Exercise details:
Locate the lines of the listing below that hold "aber", then copy each of them.

-- start Excerpted records --

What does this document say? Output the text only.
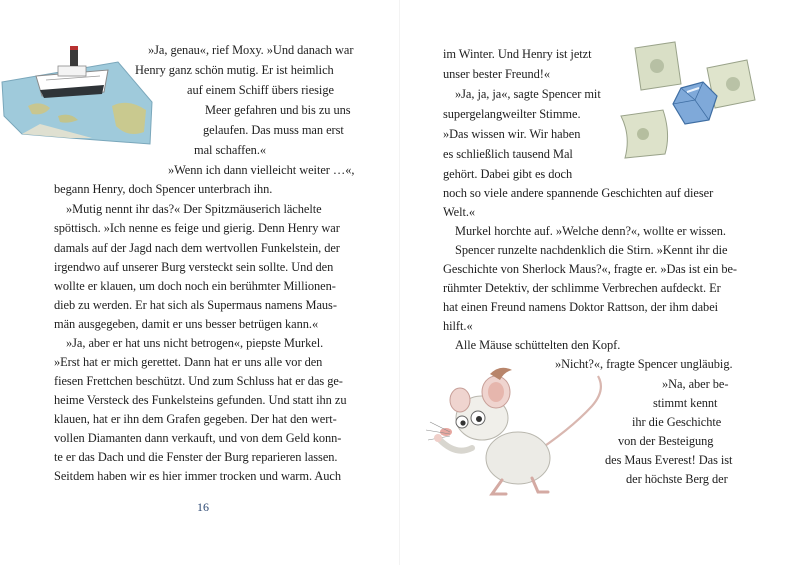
»Ja, genau«, rief Moxy. »Und danach war

Henry ganz schön mutig. Er ist heimlich

auf einem Schiff übers riesige

Meer gefahren und bis zu uns

gelaufen. Das muss man erst

mal schaffen.«

»Wenn ich dann vielleicht weiter …«,

begann Henry, doch Spencer unterbrach ihn.

»Mutig nennt ihr das?« Der Spitzmäuserich lächelte

spöttisch. »Ich nenne es feige und gierig. Denn Henry war

damals auf der Jagd nach dem wertvollen Funkelstein, der

irgendwo auf unserer Burg versteckt sein sollte. Und den

wollte er klauen, um doch noch ein berühmter Millionen-

dieb zu werden. Er hat sich als Supermaus namens Maus-

män ausgegeben, damit er uns besser betrügen kann.«

»Ja, aber er hat uns nicht betrogen«, piepste Murkel.

»Erst hat er mich gerettet. Dann hat er uns alle vor den

fiesen Frettchen beschützt. Und zum Schluss hat er das ge-

heime Versteck des Funkelsteins gefunden. Und statt ihn zu

klauen, hat er ihn dem Grafen gegeben. Der hat den wert-

vollen Diamanten dann verkauft, und von dem Geld konn-

te er das Dach und die Fenster der Burg reparieren lassen.

Seitdem haben wir es hier immer trocken und warm. Auch

16

im Winter. Und Henry ist jetzt

unser bester Freund!«

»Ja, ja, ja«, sagte Spencer mit

supergelangweilter Stimme.

»Das wissen wir. Wir haben

es schließlich tausend Mal

gehört. Dabei gibt es doch

noch so viele andere spannende Geschichten auf dieser

Welt.«

Murkel horchte auf. »Welche denn?«, wollte er wissen.

Spencer runzelte nachdenklich die Stirn. »Kennt ihr die

Geschichte von Sherlock Maus?«, fragte er. »Das ist ein be-

rühmter Detektiv, der schlimme Verbrechen aufdeckt. Er

hat einen Freund namens Doktor Rattson, der ihm dabei

hilft.«

Alle Mäuse schüttelten den Kopf.

»Nicht?«, fragte Spencer ungläubig.

»Na, aber be-

stimmt kennt

ihr die Geschichte

von der Besteigung

des Maus Everest! Das ist

der höchste Berg der
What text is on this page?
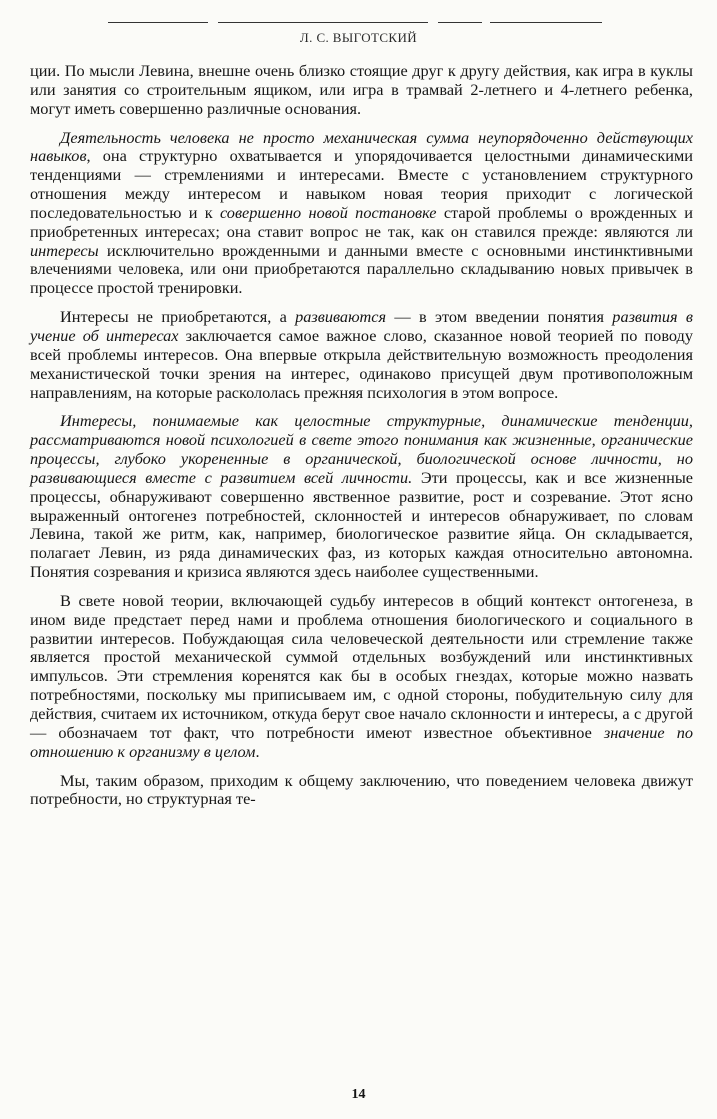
Л. С. ВЫГОТСКИЙ

ции. По мысли Левина, внешне очень близко стоящие друг к другу действия, как игра в куклы или занятия со строительным ящиком, или игра в трамвай 2-летнего и 4-летнего ребенка, могут иметь совершенно различные основания.

Деятельность человека не просто механическая сумма неупорядоченно действующих навыков, она структурно охватывается и упорядочивается целостными динамическими тенденциями — стремлениями и интересами. Вместе с установлением структурного отношения между интересом и навыком новая теория приходит с логической последовательностью и к совершенно новой постановке старой проблемы о врожденных и приобретенных интересах; она ставит вопрос не так, как он ставился прежде: являются ли интересы исключительно врожденными и данными вместе с основными инстинктивными влечениями человека, или они приобретаются параллельно складыванию новых привычек в процессе простой тренировки.

Интересы не приобретаются, а развиваются — в этом введении понятия развития в учение об интересах заключается самое важное слово, сказанное новой теорией по поводу всей проблемы интересов. Она впервые открыла действительную возможность преодоления механистической точки зрения на интерес, одинаково присущей двум противоположным направлениям, на которые раскололась прежняя психология в этом вопросе.

Интересы, понимаемые как целостные структурные, динамические тенденции, рассматриваются новой психологией в свете этого понимания как жизненные, органические процессы, глубоко укорененные в органической, биологической основе личности, но развивающиеся вместе с развитием всей личности. Эти процессы, как и все жизненные процессы, обнаруживают совершенно явственное развитие, рост и созревание. Этот ясно выраженный онтогенез потребностей, склонностей и интересов обнаруживает, по словам Левина, такой же ритм, как, например, биологическое развитие яйца. Он складывается, полагает Левин, из ряда динамических фаз, из которых каждая относительно автономна. Понятия созревания и кризиса являются здесь наиболее существенными.

В свете новой теории, включающей судьбу интересов в общий контекст онтогенеза, в ином виде предстает перед нами и проблема отношения биологического и социального в развитии интересов. Побуждающая сила человеческой деятельности или стремление также является простой механической суммой отдельных возбуждений или инстинктивных импульсов. Эти стремления коренятся как бы в особых гнездах, которые можно назвать потребностями, поскольку мы приписываем им, с одной стороны, побудительную силу для действия, считаем их источником, откуда берут свое начало склонности и интересы, а с другой — обозначаем тот факт, что потребности имеют известное объективное значение по отношению к организму в целом.

Мы, таким образом, приходим к общему заключению, что поведением человека движут потребности, но структурная те-

14
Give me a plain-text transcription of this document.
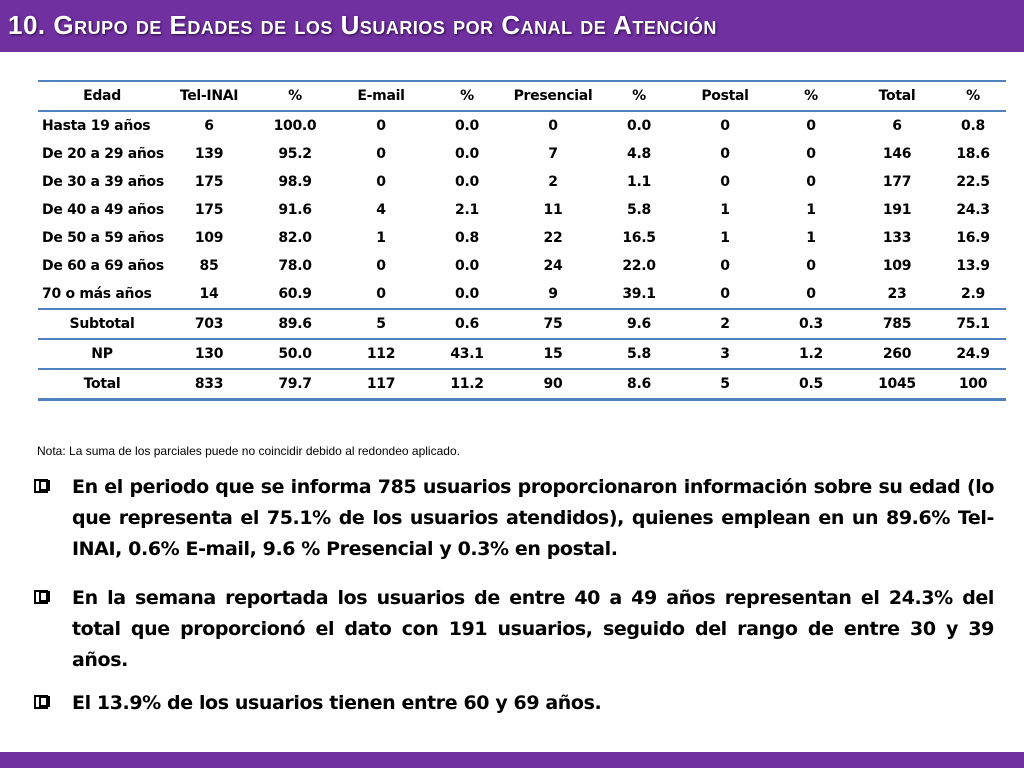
10. Grupo de Edades de los Usuarios por Canal de Atención
Edad	Tel-INAI	%	E-mail	%	Presencial	%	Postal	%	Total	%
Hasta 19 años	6	100.0	0	0.0	0	0.0	0	0	6	0.8
De 20 a 29 años	139	95.2	0	0.0	7	4.8	0	0	146	18.6
De 30 a 39 años	175	98.9	0	0.0	2	1.1	0	0	177	22.5
De 40 a 49 años	175	91.6	4	2.1	11	5.8	1	1	191	24.3
De 50 a 59 años	109	82.0	1	0.8	22	16.5	1	1	133	16.9
De 60 a 69 años	85	78.0	0	0.0	24	22.0	0	0	109	13.9
70 o más años	14	60.9	0	0.0	9	39.1	0	0	23	2.9
Subtotal	703	89.6	5	0.6	75	9.6	2	0.3	785	75.1
NP	130	50.0	112	43.1	15	5.8	3	1.2	260	24.9
Total	833	79.7	117	11.2	90	8.6	5	0.5	1045	100

Nota: La suma de los parciales puede no coincidir debido al redondeo aplicado.

En el periodo que se informa 785 usuarios proporcionaron información sobre su edad (lo que representa el 75.1% de los usuarios atendidos), quienes emplean en un 89.6% Tel-INAI, 0.6% E-mail, 9.6 % Presencial y 0.3% en postal.
En la semana reportada los usuarios de entre 40 a 49 años representan el 24.3% del total que proporcionó el dato con 191 usuarios, seguido del rango de entre 30 y 39 años.
El 13.9% de los usuarios tienen entre 60 y 69 años.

-- end Excerpted records --

Answer to the task:
»Ja, aber er hat uns nicht betrogen«, piepste Murkel.
»Na, aber be-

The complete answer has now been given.